Problem requirements. Could every line of the data be printed exactly as it reads?

Records shown.
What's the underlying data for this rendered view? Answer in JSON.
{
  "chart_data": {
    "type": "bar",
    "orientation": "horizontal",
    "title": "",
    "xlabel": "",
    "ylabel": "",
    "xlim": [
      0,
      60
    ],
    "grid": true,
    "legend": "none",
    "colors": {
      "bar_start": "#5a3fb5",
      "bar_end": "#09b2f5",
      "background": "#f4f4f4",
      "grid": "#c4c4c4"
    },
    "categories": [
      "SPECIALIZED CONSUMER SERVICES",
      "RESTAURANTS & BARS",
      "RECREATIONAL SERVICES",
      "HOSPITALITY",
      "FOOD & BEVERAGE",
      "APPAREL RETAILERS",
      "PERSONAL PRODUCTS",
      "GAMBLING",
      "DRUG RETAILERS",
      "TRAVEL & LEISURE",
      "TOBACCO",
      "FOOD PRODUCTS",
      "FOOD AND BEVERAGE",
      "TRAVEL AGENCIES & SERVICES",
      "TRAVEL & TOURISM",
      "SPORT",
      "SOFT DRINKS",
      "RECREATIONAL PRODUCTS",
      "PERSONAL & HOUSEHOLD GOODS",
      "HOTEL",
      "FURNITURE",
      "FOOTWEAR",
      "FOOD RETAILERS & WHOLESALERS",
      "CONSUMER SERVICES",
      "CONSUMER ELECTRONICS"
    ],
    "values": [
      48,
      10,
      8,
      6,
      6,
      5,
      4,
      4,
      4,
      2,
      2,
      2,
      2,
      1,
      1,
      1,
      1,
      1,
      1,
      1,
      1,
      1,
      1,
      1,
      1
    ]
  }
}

Result of the exercise.
What's the underlying data for this rendered view? Answer in JSON.
{
  "chart_data": {
    "type": "bar",
    "orientation": "horizontal",
    "title": "",
    "xlabel": "",
    "ylabel": "",
    "xlim": [
      0,
      60
    ],
    "grid": true,
    "legend": "none",
    "colors": {
      "bar_start": "#5a3fb5",
      "bar_end": "#09b2f5",
      "background": "#f4f4f4",
      "grid": "#c4c4c4"
    },
    "categories": [
      "SPECIALIZED CONSUMER SERVICES",
      "RESTAURANTS & BARS",
      "RECREATIONAL SERVICES",
      "HOSPITALITY",
      "FOOD & BEVERAGE",
      "APPAREL RETAILERS",
      "PERSONAL PRODUCTS",
      "GAMBLING",
      "DRUG RETAILERS",
      "TRAVEL & LEISURE",
      "TOBACCO",
      "FOOD PRODUCTS",
      "FOOD AND BEVERAGE",
      "TRAVEL AGENCIES & SERVICES",
      "TRAVEL & TOURISM",
      "SPORT",
      "SOFT DRINKS",
      "RECREATIONAL PRODUCTS",
      "PERSONAL & HOUSEHOLD GOODS",
      "HOTEL",
      "FURNITURE",
      "FOOTWEAR",
      "FOOD RETAILERS & WHOLESALERS",
      "CONSUMER SERVICES",
      "CONSUMER ELECTRONICS"
    ],
    "values": [
      48,
      10,
      8,
      6,
      6,
      5,
      4,
      4,
      4,
      2,
      2,
      2,
      2,
      1,
      1,
      1,
      1,
      1,
      1,
      1,
      1,
      1,
      1,
      1,
      1
    ]
  }
}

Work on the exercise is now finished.